**Aufgaben zur Übung**
(a) Wiederholen Sie den Seitenauszug über die Kletterroute Okopnaia Pravda vollständig und wortgetreu.
(b) Geben Sie sämtliche Zeilen unter „Gesammelte Daten“ unverändert wieder.

**Seitenauszug**

■ ■ ■

Meinen letzten Beitrag für die Datenbank für dieses Jahr findet Ihr im Kühlschrank an der Kante links von Armins Secreto Deseo. Zunächst dachte ich mir mit der Okopnaia Pravda IX kurzen Prozess machen zu können, doch die ersten kläglichen Versuche an der bizarren Boulderstelle zwischen ersten und zweiten Haken ließen mich glauben, dass ich noch Ewigkeiten für den Durchstieg benötigen werde. Glücklicherweise kam dann doch ein Tag mit günstigen Gravitationsverhältnissen und perfekter Reibung, an dem die schrägen Bewegungsabfolgen wie geschmiert liefen und ich nicht wie sonst bei dem letzten weiten Zug an der Kante wie ein nasser Sack abtropfte. Reichweite, Körperspannung, kühle Temperaturen für die nötige Reibung und eine geschmeidige Brustwirbelsäule sind das Ticket in der Okopnaia.

■ ■ ■

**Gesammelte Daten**

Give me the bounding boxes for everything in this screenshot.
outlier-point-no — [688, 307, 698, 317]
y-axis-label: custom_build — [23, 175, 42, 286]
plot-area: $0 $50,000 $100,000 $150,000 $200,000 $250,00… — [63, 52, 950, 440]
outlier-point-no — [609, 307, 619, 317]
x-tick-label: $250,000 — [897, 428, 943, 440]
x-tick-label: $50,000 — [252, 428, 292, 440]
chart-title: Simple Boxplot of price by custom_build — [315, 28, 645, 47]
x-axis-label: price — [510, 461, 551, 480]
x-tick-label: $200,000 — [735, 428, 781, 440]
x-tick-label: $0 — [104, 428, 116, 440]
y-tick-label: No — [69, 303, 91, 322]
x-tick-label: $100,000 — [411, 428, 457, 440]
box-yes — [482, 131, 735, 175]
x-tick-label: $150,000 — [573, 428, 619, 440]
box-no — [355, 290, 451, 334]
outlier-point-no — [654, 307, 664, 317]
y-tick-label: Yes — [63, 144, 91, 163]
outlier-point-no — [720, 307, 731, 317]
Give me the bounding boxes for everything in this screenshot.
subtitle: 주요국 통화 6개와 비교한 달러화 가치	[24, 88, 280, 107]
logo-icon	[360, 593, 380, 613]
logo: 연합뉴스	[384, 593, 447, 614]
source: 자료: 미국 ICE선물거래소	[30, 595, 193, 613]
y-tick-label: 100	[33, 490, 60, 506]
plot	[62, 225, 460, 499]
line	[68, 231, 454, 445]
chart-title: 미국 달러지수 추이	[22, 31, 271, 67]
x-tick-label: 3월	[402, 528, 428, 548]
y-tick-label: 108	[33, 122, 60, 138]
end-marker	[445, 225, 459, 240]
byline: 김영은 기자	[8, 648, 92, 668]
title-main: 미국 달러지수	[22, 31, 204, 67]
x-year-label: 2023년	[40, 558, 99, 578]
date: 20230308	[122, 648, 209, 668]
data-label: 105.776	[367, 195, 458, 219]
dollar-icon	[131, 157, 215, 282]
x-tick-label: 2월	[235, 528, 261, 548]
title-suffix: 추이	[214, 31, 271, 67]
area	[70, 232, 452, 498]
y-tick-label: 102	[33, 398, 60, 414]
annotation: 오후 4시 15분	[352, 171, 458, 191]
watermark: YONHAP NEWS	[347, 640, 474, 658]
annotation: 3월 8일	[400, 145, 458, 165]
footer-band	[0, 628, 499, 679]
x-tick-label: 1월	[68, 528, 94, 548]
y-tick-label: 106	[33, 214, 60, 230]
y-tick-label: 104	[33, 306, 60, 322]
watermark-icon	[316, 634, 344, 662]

■ ■ ■

**Lösungen**
(a)
Meinen letzten Beitrag für die Datenbank für dieses Jahr findet Ihr im Kühlschrank an der Kante links von Armins Secreto Deseo. Zunächst dachte ich mir mit der Okopnaia Pravda IX kurzen Prozess machen zu können, doch die ersten kläglichen Versuche an der bizarren Boulderstelle zwischen ersten und zweiten Haken ließen mich glauben, dass ich noch Ewigkeiten für den Durchstieg benötigen werde. Glücklicherweise kam dann doch ein Tag mit günstigen Gravitationsverhältnissen und perfekter Reibung, an dem die schrägen Bewegungsabfolgen wie geschmiert liefen und ich nicht wie sonst bei dem letzten weiten Zug an der Kante wie ein nasser Sack abtropfte. Reichweite, Körperspannung, kühle Temperaturen für die nötige Reibung und eine geschmeidige Brustwirbelsäule sind das Ticket in der Okopnaia.

(b)
Give me the bounding boxes for everything in this screenshot.
outlier-point-no — [688, 307, 698, 317]
y-axis-label: custom_build — [23, 175, 42, 286]
plot-area: $0 $50,000 $100,000 $150,000 $200,000 $250,00… — [63, 52, 950, 440]
outlier-point-no — [609, 307, 619, 317]
x-tick-label: $250,000 — [897, 428, 943, 440]
x-tick-label: $50,000 — [252, 428, 292, 440]
chart-title: Simple Boxplot of price by custom_build — [315, 28, 645, 47]
x-axis-label: price — [510, 461, 551, 480]
x-tick-label: $200,000 — [735, 428, 781, 440]
x-tick-label: $0 — [104, 428, 116, 440]
y-tick-label: No — [69, 303, 91, 322]
x-tick-label: $100,000 — [411, 428, 457, 440]
box-yes — [482, 131, 735, 175]
x-tick-label: $150,000 — [573, 428, 619, 440]
box-no — [355, 290, 451, 334]
outlier-point-no — [654, 307, 664, 317]
y-tick-label: Yes — [63, 144, 91, 163]
outlier-point-no — [720, 307, 731, 317]
Give me the bounding boxes for everything in this screenshot.
subtitle: 주요국 통화 6개와 비교한 달러화 가치	[24, 88, 280, 107]
logo-icon	[360, 593, 380, 613]
logo: 연합뉴스	[384, 593, 447, 614]
source: 자료: 미국 ICE선물거래소	[30, 595, 193, 613]
y-tick-label: 100	[33, 490, 60, 506]
plot	[62, 225, 460, 499]
line	[68, 231, 454, 445]
chart-title: 미국 달러지수 추이	[22, 31, 271, 67]
x-tick-label: 3월	[402, 528, 428, 548]
y-tick-label: 108	[33, 122, 60, 138]
end-marker	[445, 225, 459, 240]
byline: 김영은 기자	[8, 648, 92, 668]
title-main: 미국 달러지수	[22, 31, 204, 67]
x-year-label: 2023년	[40, 558, 99, 578]
date: 20230308	[122, 648, 209, 668]
data-label: 105.776	[367, 195, 458, 219]
dollar-icon	[131, 157, 215, 282]
x-tick-label: 2월	[235, 528, 261, 548]
title-suffix: 추이	[214, 31, 271, 67]
area	[70, 232, 452, 498]
y-tick-label: 102	[33, 398, 60, 414]
annotation: 오후 4시 15분	[352, 171, 458, 191]
watermark: YONHAP NEWS	[347, 640, 474, 658]
annotation: 3월 8일	[400, 145, 458, 165]
footer-band	[0, 628, 499, 679]
x-tick-label: 1월	[68, 528, 94, 548]
y-tick-label: 106	[33, 214, 60, 230]
y-tick-label: 104	[33, 306, 60, 322]
watermark-icon	[316, 634, 344, 662]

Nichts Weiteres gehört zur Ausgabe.